» **Direction**
The answer is a single number: how many lines hold the string "Search".

» **Records for the task**

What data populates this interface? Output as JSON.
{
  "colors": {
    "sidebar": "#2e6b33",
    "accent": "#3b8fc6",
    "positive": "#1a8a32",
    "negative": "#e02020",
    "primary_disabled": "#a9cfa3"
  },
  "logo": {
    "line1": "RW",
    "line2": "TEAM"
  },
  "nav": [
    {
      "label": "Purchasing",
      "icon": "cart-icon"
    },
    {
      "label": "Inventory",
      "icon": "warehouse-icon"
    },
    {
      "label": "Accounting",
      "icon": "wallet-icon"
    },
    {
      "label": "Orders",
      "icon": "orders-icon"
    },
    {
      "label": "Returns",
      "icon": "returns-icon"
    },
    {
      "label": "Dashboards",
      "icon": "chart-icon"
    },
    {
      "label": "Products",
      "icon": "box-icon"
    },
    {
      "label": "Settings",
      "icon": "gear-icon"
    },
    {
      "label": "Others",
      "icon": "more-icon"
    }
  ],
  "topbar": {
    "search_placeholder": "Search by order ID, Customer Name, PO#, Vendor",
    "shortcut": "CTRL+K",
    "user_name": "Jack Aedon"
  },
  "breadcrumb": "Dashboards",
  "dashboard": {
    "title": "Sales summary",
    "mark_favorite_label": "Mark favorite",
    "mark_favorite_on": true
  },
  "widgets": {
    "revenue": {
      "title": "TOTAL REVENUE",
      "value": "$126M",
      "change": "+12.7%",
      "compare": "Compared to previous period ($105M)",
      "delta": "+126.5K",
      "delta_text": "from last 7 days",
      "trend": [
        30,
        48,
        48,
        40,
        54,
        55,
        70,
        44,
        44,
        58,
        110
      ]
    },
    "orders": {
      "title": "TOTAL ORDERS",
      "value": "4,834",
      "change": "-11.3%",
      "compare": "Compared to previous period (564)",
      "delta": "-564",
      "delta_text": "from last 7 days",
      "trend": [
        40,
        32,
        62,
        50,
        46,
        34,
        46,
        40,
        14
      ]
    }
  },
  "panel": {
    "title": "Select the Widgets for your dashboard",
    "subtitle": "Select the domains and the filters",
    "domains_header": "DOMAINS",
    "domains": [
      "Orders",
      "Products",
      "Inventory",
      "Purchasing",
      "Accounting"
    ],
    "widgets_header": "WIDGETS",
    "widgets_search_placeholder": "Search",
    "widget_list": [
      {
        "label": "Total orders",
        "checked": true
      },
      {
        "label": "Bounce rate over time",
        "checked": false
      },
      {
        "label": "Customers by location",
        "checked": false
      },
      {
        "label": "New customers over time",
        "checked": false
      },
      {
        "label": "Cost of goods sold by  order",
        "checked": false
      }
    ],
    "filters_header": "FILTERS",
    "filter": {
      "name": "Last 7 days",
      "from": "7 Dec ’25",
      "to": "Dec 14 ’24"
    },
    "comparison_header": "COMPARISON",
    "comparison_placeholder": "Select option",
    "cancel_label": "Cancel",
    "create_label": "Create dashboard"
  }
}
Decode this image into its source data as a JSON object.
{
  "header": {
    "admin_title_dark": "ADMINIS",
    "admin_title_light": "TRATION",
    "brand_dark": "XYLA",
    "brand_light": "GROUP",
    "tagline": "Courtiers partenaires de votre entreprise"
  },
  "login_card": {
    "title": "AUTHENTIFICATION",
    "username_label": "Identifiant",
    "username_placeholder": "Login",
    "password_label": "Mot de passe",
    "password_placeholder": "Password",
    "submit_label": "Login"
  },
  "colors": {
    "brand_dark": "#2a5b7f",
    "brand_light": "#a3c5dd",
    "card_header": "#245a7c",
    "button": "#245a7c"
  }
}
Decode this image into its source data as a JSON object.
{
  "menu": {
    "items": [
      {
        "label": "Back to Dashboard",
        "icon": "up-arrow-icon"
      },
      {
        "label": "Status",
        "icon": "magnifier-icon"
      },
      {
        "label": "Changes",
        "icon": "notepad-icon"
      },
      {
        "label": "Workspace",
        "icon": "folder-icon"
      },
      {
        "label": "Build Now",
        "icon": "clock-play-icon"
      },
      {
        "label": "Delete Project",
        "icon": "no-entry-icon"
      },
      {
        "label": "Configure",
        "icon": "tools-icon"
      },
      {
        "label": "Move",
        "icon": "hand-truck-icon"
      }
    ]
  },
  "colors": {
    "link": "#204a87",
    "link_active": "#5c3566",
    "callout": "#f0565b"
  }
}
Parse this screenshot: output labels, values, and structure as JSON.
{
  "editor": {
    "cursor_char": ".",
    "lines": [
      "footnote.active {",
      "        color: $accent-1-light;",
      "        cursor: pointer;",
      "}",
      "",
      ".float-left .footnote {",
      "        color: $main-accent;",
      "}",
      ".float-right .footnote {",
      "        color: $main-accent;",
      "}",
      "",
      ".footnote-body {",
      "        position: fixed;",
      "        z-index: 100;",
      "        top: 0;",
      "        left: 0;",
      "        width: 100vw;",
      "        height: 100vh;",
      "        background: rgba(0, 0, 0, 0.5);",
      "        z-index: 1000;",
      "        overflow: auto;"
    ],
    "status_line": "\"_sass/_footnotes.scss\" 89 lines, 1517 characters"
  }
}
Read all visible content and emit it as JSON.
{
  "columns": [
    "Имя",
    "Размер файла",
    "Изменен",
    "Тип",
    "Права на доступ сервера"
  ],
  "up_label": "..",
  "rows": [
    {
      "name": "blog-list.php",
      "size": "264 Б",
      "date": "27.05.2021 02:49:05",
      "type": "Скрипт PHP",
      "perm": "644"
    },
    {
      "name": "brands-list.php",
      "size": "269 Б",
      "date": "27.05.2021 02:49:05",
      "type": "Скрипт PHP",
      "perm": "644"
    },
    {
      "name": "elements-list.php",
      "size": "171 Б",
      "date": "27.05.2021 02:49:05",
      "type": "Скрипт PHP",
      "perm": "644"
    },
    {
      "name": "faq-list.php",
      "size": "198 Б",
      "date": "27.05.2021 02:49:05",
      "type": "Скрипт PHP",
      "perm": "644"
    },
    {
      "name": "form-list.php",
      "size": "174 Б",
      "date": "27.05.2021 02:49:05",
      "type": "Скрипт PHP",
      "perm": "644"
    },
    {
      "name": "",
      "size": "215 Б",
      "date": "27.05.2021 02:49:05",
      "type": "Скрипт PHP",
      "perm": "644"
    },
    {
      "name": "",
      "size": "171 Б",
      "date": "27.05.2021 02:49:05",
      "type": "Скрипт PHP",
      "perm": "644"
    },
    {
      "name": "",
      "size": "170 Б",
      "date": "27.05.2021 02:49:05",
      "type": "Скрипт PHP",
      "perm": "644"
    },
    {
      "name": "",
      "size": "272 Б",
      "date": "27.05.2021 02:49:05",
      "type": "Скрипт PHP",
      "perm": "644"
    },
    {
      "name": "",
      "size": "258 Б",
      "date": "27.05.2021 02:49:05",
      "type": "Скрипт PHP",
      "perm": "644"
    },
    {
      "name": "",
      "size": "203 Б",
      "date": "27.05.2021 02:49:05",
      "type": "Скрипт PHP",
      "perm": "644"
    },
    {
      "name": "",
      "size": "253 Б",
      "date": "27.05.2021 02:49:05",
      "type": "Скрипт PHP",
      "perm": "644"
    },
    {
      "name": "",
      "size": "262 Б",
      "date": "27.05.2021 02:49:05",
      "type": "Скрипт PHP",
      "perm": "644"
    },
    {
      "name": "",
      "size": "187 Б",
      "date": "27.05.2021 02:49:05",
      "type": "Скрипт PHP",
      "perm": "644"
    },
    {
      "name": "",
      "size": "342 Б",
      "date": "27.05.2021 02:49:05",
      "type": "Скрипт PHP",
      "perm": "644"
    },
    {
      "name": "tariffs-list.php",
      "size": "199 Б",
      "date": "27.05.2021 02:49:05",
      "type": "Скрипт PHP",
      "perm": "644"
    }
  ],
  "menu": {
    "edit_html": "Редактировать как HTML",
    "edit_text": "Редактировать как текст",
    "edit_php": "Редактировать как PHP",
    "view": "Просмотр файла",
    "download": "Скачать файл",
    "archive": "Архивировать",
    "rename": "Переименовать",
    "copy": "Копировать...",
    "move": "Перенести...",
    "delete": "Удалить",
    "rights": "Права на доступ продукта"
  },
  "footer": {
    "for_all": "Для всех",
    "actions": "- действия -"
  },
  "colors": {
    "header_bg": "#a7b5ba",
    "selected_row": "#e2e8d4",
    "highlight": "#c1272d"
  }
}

» **Full output**
2